--- START OF Records for the exercise ---

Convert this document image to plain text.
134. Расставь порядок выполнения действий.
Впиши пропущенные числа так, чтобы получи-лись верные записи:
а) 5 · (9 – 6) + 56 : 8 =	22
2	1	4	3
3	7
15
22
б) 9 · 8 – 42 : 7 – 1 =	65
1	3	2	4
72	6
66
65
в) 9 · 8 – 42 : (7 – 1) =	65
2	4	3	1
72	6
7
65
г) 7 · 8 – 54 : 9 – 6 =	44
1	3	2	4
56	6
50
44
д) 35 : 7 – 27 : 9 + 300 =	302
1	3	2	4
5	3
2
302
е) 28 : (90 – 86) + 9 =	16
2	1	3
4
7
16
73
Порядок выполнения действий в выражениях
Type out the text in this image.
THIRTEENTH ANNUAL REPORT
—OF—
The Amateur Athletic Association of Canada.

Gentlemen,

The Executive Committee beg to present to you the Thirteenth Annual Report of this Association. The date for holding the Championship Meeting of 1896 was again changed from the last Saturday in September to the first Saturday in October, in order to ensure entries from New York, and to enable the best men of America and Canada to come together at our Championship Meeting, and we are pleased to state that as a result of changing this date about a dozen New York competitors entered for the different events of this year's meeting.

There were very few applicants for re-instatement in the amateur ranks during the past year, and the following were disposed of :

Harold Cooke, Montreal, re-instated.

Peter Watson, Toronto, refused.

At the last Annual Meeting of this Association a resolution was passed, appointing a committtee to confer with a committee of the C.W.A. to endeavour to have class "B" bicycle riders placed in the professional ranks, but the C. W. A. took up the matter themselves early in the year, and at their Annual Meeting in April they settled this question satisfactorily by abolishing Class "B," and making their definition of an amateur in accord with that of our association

--- END OF Records for the exercise ---

What to do - Produce an exact repeat of the lines from the one containing "Type out the text in this image." through the last line of the data, and nothing more.

Solution for this exercise -
Type out the text in this image.
THIRTEENTH ANNUAL REPORT
—OF—
The Amateur Athletic Association of Canada.

Gentlemen,

The Executive Committee beg to present to you the Thirteenth Annual Report of this Association. The date for holding the Championship Meeting of 1896 was again changed from the last Saturday in September to the first Saturday in October, in order to ensure entries from New York, and to enable the best men of America and Canada to come together at our Championship Meeting, and we are pleased to state that as a result of changing this date about a dozen New York competitors entered for the different events of this year's meeting.

There were very few applicants for re-instatement in the amateur ranks during the past year, and the following were disposed of :

Harold Cooke, Montreal, re-instated.

Peter Watson, Toronto, refused.

At the last Annual Meeting of this Association a resolution was passed, appointing a committtee to confer with a committee of the C.W.A. to endeavour to have class "B" bicycle riders placed in the professional ranks, but the C. W. A. took up the matter themselves early in the year, and at their Annual Meeting in April they settled this question satisfactorily by abolishing Class "B," and making their definition of an amateur in accord with that of our association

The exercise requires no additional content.